What you are asked to do
Look over the lines below. Report each one that includes the string "dengue".

Figure content listings:

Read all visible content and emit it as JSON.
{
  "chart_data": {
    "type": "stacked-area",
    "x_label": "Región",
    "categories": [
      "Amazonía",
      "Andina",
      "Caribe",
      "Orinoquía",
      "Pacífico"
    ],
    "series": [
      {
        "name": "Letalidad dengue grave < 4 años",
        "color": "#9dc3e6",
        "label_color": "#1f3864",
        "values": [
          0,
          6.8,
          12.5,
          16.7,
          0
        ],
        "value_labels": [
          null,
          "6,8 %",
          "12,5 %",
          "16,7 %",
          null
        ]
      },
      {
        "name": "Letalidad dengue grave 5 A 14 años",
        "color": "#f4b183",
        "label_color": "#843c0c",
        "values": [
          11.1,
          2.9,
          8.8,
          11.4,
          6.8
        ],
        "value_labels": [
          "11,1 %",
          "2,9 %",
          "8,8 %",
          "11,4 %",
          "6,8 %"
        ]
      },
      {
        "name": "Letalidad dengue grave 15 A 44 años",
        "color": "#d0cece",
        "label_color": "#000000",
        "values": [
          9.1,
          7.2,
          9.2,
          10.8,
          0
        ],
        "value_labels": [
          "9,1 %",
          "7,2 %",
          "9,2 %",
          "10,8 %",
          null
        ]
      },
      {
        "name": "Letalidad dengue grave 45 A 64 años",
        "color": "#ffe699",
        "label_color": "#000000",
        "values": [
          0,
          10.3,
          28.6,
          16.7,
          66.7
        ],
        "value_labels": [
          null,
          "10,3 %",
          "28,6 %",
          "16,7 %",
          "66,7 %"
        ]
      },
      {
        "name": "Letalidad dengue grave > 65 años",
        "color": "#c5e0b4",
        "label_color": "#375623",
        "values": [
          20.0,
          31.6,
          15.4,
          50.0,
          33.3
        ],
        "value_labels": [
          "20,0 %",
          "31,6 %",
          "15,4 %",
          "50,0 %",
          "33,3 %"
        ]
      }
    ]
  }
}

Exercise output
        "name": "Letalidad dengue grave < 4 años",
        "name": "Letalidad dengue grave 5 A 14 años",
        "name": "Letalidad dengue grave 15 A 44 años",
        "name": "Letalidad dengue grave 45 A 64 años",
        "name": "Letalidad dengue grave > 65 años",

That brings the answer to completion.